### Given problem
Lines containing "BMDN" are to be counted. Report the count alone.

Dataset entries
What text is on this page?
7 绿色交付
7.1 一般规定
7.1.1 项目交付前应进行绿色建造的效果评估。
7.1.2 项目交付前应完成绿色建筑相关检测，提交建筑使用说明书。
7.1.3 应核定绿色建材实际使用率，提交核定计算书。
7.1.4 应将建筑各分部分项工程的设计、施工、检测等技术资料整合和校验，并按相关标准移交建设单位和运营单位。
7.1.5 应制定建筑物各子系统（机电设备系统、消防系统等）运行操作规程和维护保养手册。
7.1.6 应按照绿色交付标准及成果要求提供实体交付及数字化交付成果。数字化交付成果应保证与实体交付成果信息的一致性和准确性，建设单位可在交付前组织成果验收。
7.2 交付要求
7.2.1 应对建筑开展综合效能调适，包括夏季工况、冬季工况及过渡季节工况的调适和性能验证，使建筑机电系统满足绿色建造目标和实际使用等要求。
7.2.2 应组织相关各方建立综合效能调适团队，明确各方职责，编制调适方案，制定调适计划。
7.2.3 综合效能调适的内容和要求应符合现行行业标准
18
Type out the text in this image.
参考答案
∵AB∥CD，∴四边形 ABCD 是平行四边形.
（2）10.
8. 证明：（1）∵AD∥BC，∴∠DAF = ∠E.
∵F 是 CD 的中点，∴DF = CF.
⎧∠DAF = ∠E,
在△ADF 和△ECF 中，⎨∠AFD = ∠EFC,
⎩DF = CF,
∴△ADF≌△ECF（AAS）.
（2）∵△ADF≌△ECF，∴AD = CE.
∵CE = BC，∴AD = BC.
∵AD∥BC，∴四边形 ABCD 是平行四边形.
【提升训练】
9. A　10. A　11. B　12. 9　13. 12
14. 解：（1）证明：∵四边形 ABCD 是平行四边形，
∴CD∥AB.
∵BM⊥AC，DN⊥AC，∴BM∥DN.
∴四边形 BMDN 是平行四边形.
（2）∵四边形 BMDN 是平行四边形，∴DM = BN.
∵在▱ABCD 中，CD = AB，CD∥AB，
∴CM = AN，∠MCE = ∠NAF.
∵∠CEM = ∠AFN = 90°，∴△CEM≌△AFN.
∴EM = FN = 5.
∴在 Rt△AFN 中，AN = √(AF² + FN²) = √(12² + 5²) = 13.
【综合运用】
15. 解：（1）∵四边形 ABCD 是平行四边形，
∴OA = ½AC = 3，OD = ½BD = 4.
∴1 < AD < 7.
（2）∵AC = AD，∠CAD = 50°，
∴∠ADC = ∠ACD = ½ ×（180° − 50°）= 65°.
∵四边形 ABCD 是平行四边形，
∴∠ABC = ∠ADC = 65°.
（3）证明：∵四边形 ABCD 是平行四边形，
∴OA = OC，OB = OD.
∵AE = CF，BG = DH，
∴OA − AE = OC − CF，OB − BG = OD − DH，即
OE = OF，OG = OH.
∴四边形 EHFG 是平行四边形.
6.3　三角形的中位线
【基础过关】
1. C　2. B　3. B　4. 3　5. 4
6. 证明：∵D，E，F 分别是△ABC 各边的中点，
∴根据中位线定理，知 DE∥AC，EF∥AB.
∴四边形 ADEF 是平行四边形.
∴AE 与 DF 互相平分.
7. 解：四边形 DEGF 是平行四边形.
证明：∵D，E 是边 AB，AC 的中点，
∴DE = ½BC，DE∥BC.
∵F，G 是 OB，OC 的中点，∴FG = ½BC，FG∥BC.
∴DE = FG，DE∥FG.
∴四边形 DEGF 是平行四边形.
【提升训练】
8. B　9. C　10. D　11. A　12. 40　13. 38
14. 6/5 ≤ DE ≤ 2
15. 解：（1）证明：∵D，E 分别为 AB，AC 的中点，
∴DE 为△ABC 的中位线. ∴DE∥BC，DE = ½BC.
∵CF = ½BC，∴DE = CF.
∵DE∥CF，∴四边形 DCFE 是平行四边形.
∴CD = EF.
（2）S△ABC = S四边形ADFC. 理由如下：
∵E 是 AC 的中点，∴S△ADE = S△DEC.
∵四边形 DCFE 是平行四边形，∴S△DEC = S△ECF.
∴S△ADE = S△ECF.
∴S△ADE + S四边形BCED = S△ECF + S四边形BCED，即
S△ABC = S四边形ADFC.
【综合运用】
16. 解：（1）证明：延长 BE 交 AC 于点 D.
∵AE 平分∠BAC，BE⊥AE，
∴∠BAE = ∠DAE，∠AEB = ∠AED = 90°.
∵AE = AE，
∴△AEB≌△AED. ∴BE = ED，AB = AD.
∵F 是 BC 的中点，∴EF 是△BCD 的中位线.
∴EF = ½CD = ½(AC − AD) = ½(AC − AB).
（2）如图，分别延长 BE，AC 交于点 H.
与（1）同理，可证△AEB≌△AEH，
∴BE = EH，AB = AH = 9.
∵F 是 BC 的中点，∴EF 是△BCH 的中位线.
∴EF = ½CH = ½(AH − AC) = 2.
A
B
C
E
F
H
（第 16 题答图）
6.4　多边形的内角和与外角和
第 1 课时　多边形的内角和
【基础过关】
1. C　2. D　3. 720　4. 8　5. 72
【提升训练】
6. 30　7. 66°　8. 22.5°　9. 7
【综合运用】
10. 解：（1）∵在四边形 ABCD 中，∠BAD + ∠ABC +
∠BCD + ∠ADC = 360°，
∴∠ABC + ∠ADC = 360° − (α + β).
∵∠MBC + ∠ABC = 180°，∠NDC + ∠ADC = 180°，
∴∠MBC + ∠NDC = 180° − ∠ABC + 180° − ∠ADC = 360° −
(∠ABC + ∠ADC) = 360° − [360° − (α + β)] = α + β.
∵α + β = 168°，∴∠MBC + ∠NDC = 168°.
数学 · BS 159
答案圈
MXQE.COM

### Reply
2